= Provided records =
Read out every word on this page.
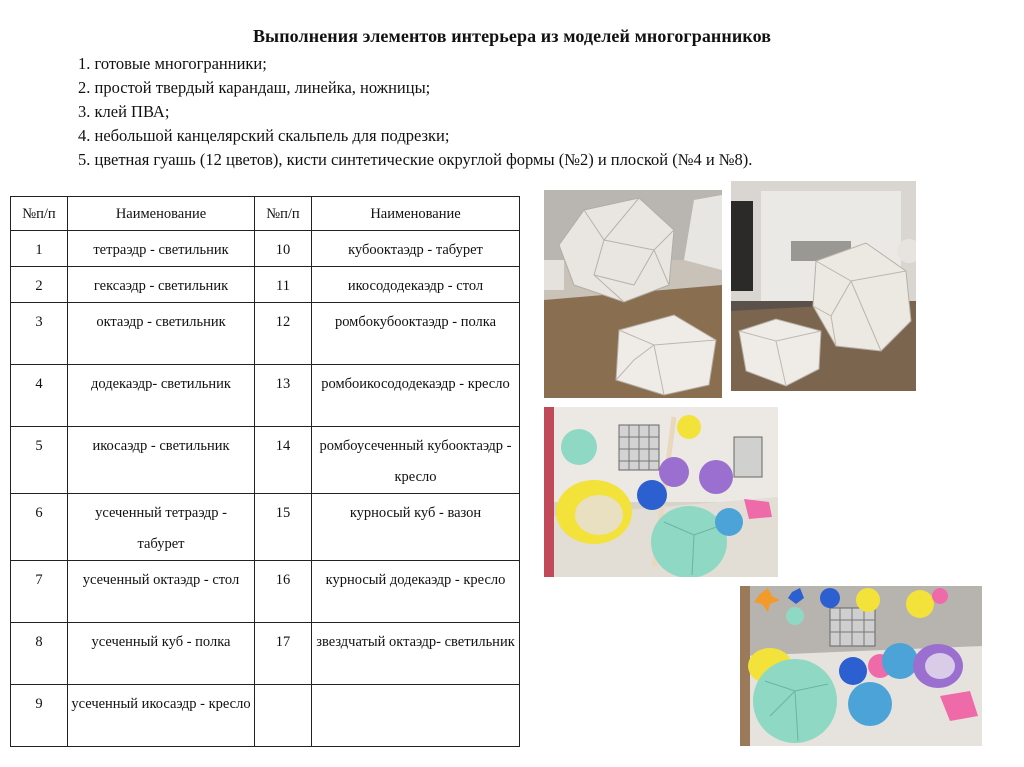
Выполнения элементов интерьера из моделей многогранников
1. готовые многогранники;
2. простой твердый карандаш, линейка, ножницы;
3. клей ПВА;
4. небольшой канцелярский скальпель для подрезки;
5. цветная гуашь (12 цветов), кисти синтетические округлой формы (№2) и плоской (№4 и №8).
№п/п	Наименование	№п/п	Наименование
1	тетраэдр - светильник	10	кубооктаэдр - табурет
2	гексаэдр - светильник	11	икосододекаэдр - стол
3	октаэдр - светильник	12	ромбокубооктаэдр - полка
4	додекаэдр- светильник	13	ромбоикосододекаэдр - кресло
5	икосаэдр - светильник	14	ромбоусеченный кубооктаэдр - кресло
6	усеченный тетраэдр - табурет	15	курносый куб - вазон
7	усеченный октаэдр - стол	16	курносый додекаэдр - кресло
8	усеченный куб - полка	17	звездчатый октаэдр- светильник
9	усеченный икосаэдр - кресло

= What you will do =
Give back the whole listing as it stands, minus its pictures.

= Solved exercise =
Read out every word on this page.
Выполнения элементов интерьера из моделей многогранников
1. готовые многогранники;
2. простой твердый карандаш, линейка, ножницы;
3. клей ПВА;
4. небольшой канцелярский скальпель для подрезки;
5. цветная гуашь (12 цветов), кисти синтетические округлой формы (№2) и плоской (№4 и №8).
№п/п	Наименование	№п/п	Наименование
1	тетраэдр - светильник	10	кубооктаэдр - табурет
2	гексаэдр - светильник	11	икосододекаэдр - стол
3	октаэдр - светильник	12	ромбокубооктаэдр - полка
4	додекаэдр- светильник	13	ромбоикосододекаэдр - кресло
5	икосаэдр - светильник	14	ромбоусеченный кубооктаэдр - кресло
6	усеченный тетраэдр - табурет	15	курносый куб - вазон
7	усеченный октаэдр - стол	16	курносый додекаэдр - кресло
8	усеченный куб - полка	17	звездчатый октаэдр- светильник
9	усеченный икосаэдр - кресло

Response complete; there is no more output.